**Brief**
Omit all pictures, then retype the data exactly as given.

**Recorded data**
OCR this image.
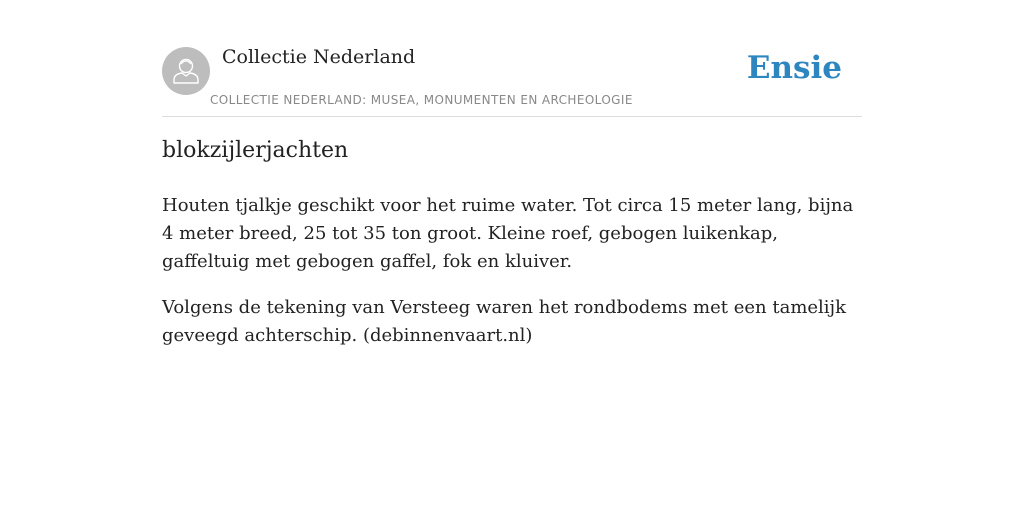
Collectie Nederland
COLLECTIE NEDERLAND: MUSEA, MONUMENTEN EN ARCHEOLOGIE
Ensie
blokzijlerjachten

Houten tjalkje geschikt voor het ruime water. Tot circa 15 meter lang, bijna 4 meter breed, 25 tot 35 ton groot. Kleine roef, gebogen luikenkap, gaffeltuig met gebogen gaffel, fok en kluiver.

Volgens de tekening van Versteeg waren het rondbodems met een tamelijk geveegd achterschip. (debinnenvaart.nl)
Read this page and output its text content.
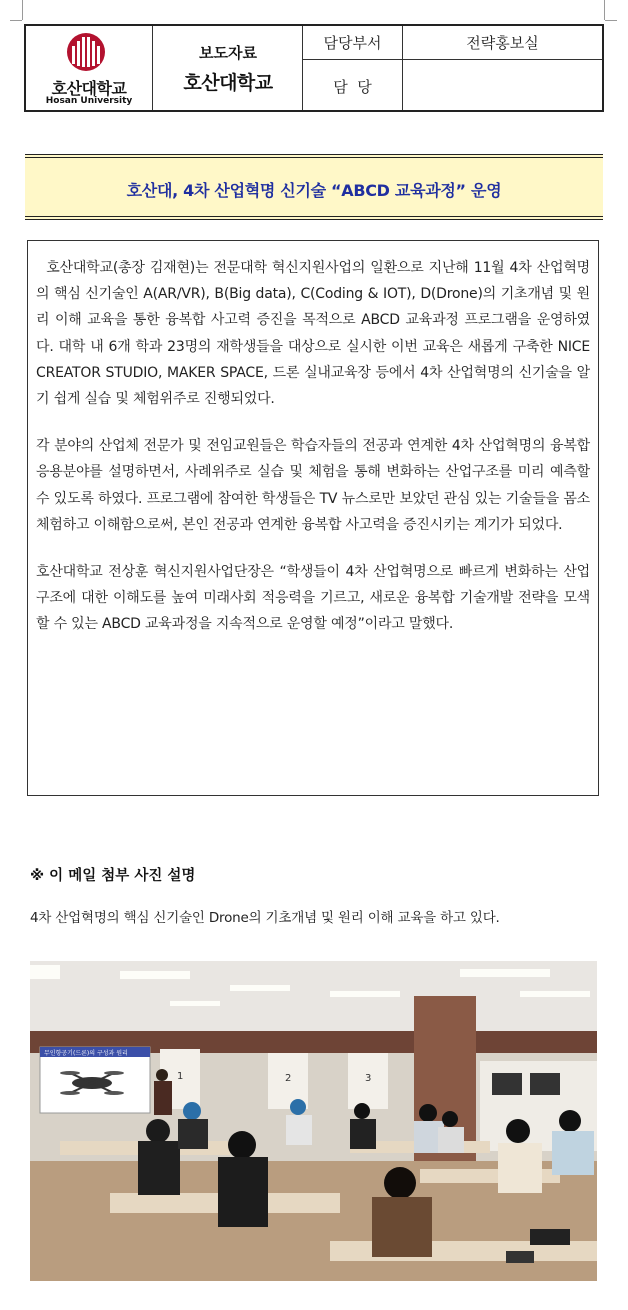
호산대학교
Hosan University
보도자료
호산대학교
담당부서	전략홍보실
담  당
호산대, 4차 산업혁명 신기술 “ABCD 교육과정” 운영

호산대학교(총장 김재현)는 전문대학 혁신지원사업의 일환으로 지난해 11월 4차 산업혁명의 핵심 신기술인 A(AR/VR), B(Big data), C(Coding & IOT), D(Drone)의 기초개념 및 원리 이해 교육을 통한 융복합 사고력 증진을 목적으로 ABCD 교육과정 프로그램을 운영하였다. 대학 내 6개 학과 23명의 재학생들을 대상으로 실시한 이번 교육은 새롭게 구축한 NICE CREATOR STUDIO, MAKER SPACE, 드론 실내교육장 등에서 4차 산업혁명의 신기술을 알기 쉽게 실습 및 체험위주로 진행되었다.

각 분야의 산업체 전문가 및 전임교원들은 학습자들의 전공과 연계한 4차 산업혁명의 융복합 응용분야를 설명하면서, 사례위주로 실습 및 체험을 통해 변화하는 산업구조를 미리 예측할 수 있도록 하였다. 프로그램에 참여한 학생들은 TV 뉴스로만 보았던 관심 있는 기술들을 몸소 체험하고 이해함으로써, 본인 전공과 연계한 융복합 사고력을 증진시키는 계기가 되었다.

호산대학교 전상훈 혁신지원사업단장은 “학생들이 4차 산업혁명으로 빠르게 변화하는 산업구조에 대한 이해도를 높여 미래사회 적응력을 기르고, 새로운 융복합 기술개발 전략을 모색할 수 있는 ABCD 교육과정을 지속적으로 운영할 예정”이라고 말했다.

※ 이 메일 첨부 사진 설명
4차 산업혁명의 핵심 신기술인 Drone의 기초개념 및 원리 이해 교육을 하고 있다.
무인항공기(드론)의 구성과 원리
1	2	3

**Written solution**
OCR this image.
Collectie Nederland
COLLECTIE NEDERLAND: MUSEA, MONUMENTEN EN ARCHEOLOGIE
Ensie
blokzijlerjachten

Houten tjalkje geschikt voor het ruime water. Tot circa 15 meter lang, bijna 4 meter breed, 25 tot 35 ton groot. Kleine roef, gebogen luikenkap, gaffeltuig met gebogen gaffel, fok en kluiver.

Volgens de tekening van Versteeg waren het rondbodems met een tamelijk geveegd achterschip. (debinnenvaart.nl)
Read this page and output its text content.
호산대학교
Hosan University
보도자료
호산대학교
담당부서	전략홍보실
담  당
호산대, 4차 산업혁명 신기술 “ABCD 교육과정” 운영

호산대학교(총장 김재현)는 전문대학 혁신지원사업의 일환으로 지난해 11월 4차 산업혁명의 핵심 신기술인 A(AR/VR), B(Big data), C(Coding & IOT), D(Drone)의 기초개념 및 원리 이해 교육을 통한 융복합 사고력 증진을 목적으로 ABCD 교육과정 프로그램을 운영하였다. 대학 내 6개 학과 23명의 재학생들을 대상으로 실시한 이번 교육은 새롭게 구축한 NICE CREATOR STUDIO, MAKER SPACE, 드론 실내교육장 등에서 4차 산업혁명의 신기술을 알기 쉽게 실습 및 체험위주로 진행되었다.

각 분야의 산업체 전문가 및 전임교원들은 학습자들의 전공과 연계한 4차 산업혁명의 융복합 응용분야를 설명하면서, 사례위주로 실습 및 체험을 통해 변화하는 산업구조를 미리 예측할 수 있도록 하였다. 프로그램에 참여한 학생들은 TV 뉴스로만 보았던 관심 있는 기술들을 몸소 체험하고 이해함으로써, 본인 전공과 연계한 융복합 사고력을 증진시키는 계기가 되었다.

호산대학교 전상훈 혁신지원사업단장은 “학생들이 4차 산업혁명으로 빠르게 변화하는 산업구조에 대한 이해도를 높여 미래사회 적응력을 기르고, 새로운 융복합 기술개발 전략을 모색할 수 있는 ABCD 교육과정을 지속적으로 운영할 예정”이라고 말했다.

※ 이 메일 첨부 사진 설명
4차 산업혁명의 핵심 신기술인 Drone의 기초개념 및 원리 이해 교육을 하고 있다.
무인항공기(드론)의 구성과 원리
1	2	3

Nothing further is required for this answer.